(提供テキスト)
****************

関数による方法とメニュー操作による方法を紹介します。
関数による方法
日付とみなされる文字列の場合
B列に様々な形式の日付文字列が記録されています(実際には「'2016/3/14」のように入力しています)。
数値を同様に入力した場合はセルの左上に緑の三角マークが表示されてクリックすると数値に変換したりできますが、日付の場合はそのように簡単に日付に変換するメニューが現れません。
そこでここでは関数(数式)を使って日付に変換してみます。

なお、ここに示したような文字列はそのままでも日付関数(DAY関数やDATEDIF関数など)では日付とみなされます。本当に変換する必要があるかどうかは利用方法に応じてご検討ください。
実際に変換してみます。
まず次の画像ではC列に数式を入力して、各文字列を数値に変換しています。

C3セル(C7セルまでフィルコピー)
=B3*1
単純に参照して「*1」をつなげることで文字列が5桁の数値に変換されました。
Excelで通常「日付」と呼ばれるものの正体はシリアル値と呼ばれる数値であり、データの「型」としての変換はこれだけで完了していることになります。
ただしそれでは(人間には)いつの日付かわかりませんので、続いて書式(表示形式)を変更します。
数式を入力したC3:C7セルの範囲を選択し、右クリックして「セルの書式設定」を選択するとダイアログが現れます。そこで「表示形式」タブを選択し左側の欄から「日付」を、右側の欄から適当な見た目の表示形式を選択して最後にOKボタンをクリックします。

****************

(問題 A) Excel の日付変換に関する本文で、かぎかっこ「」で囲まれている語句を、重複を除き出現順にすべて挙げてください。
(問題 B) Excel の日付変換に関する本文から、「そこでここでは関数(数式)を使って日付に変換してみます。」から「単純に参照して「*1」をつなげることで文字列が5桁の数値に変換されました。」までの範囲を、両端を含めてそのまま返してください。
この本文の記述だけを根拠として解答すること。

(提供資料)

****************

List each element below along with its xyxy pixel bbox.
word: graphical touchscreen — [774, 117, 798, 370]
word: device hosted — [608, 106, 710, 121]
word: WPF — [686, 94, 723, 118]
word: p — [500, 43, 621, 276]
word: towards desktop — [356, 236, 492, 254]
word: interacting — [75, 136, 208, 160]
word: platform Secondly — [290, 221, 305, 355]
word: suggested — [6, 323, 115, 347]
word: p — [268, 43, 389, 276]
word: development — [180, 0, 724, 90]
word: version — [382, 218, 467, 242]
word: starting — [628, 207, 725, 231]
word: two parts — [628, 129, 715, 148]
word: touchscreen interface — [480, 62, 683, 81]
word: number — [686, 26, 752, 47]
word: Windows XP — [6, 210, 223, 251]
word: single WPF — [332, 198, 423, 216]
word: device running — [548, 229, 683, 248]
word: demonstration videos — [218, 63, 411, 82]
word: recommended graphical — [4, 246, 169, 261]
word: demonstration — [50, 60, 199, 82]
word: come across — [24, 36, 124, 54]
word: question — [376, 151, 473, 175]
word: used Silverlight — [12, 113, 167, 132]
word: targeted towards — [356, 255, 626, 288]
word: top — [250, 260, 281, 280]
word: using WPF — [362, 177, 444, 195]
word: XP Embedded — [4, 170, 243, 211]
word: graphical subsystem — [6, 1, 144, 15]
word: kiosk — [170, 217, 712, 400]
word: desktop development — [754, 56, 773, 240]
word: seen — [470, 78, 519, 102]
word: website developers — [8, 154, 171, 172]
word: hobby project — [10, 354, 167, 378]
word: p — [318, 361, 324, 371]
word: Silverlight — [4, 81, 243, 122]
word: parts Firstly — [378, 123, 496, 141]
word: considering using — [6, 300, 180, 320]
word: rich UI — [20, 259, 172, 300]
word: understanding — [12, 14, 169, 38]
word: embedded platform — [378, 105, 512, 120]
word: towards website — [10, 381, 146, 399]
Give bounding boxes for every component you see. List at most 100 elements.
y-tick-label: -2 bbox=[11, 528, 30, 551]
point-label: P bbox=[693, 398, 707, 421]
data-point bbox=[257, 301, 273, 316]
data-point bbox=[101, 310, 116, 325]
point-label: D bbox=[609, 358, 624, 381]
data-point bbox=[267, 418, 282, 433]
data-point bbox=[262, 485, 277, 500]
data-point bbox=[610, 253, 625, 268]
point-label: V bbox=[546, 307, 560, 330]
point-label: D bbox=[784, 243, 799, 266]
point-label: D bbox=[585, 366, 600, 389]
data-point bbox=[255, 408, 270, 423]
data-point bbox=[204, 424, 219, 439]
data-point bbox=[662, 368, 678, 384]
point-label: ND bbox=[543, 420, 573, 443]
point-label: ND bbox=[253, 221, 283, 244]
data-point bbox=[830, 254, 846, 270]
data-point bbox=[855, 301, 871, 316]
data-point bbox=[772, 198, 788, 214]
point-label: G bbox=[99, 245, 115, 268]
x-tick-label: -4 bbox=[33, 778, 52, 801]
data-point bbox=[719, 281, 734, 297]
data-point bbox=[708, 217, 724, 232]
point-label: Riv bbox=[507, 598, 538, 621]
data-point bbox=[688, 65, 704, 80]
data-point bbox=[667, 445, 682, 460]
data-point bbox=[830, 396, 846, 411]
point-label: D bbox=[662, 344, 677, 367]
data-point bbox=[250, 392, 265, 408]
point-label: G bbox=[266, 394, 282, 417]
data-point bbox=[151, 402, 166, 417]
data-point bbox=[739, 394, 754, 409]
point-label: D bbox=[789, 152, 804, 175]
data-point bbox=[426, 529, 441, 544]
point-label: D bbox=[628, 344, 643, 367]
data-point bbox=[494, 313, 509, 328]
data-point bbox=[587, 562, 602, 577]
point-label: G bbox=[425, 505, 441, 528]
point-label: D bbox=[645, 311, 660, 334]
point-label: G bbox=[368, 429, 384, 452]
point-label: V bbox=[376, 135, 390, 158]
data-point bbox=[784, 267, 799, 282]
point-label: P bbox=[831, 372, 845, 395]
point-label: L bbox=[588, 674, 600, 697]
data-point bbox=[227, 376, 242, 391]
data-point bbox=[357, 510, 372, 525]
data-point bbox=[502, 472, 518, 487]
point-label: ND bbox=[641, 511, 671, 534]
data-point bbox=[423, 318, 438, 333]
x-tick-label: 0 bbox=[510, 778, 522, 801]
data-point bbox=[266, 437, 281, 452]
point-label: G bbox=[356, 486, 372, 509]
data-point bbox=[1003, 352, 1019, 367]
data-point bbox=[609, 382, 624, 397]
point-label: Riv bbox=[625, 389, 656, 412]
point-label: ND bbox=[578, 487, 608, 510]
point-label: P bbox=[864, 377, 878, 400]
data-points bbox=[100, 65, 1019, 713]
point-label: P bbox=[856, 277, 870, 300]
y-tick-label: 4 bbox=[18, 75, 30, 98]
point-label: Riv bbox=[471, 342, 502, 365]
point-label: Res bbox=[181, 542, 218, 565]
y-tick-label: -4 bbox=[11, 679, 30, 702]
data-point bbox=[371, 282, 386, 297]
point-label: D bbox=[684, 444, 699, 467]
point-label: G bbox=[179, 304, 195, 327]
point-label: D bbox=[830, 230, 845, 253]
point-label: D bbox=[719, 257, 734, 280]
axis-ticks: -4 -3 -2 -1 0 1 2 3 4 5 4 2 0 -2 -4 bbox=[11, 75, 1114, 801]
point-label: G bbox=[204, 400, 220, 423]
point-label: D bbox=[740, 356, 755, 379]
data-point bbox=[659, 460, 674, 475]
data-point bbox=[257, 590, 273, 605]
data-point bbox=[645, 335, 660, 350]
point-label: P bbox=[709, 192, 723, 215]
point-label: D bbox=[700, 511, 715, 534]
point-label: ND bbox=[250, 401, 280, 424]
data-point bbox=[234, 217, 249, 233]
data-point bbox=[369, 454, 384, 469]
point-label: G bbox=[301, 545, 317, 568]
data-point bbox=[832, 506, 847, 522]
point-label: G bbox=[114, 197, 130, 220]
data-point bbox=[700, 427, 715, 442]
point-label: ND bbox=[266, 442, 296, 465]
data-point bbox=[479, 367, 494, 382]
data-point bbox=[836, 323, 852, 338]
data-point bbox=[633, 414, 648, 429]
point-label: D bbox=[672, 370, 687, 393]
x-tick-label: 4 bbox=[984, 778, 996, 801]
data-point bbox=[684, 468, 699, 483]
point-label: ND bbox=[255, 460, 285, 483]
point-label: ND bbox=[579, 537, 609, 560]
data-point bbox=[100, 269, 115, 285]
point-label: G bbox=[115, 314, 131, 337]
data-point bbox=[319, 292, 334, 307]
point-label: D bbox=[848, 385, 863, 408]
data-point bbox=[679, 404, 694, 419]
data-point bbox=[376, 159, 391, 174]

****************

(解答 A)
'2016/3/14
*1
日付
型
セルの書式設定
表示形式

(解答 B)
そこでここでは関数(数式)を使って日付に変換してみます。

なお、ここに示したような文字列はそのままでも日付関数(DAY関数やDATEDIF関数など)では日付とみなされます。本当に変換する必要があるかどうかは利用方法に応じてご検討ください。
実際に変換してみます。
まず次の画像ではC列に数式を入力して、各文字列を数値に変換しています。

C3セル(C7セルまでフィルコピー)
=B3*1
単純に参照して「*1」をつなげることで文字列が5桁の数値に変換されました。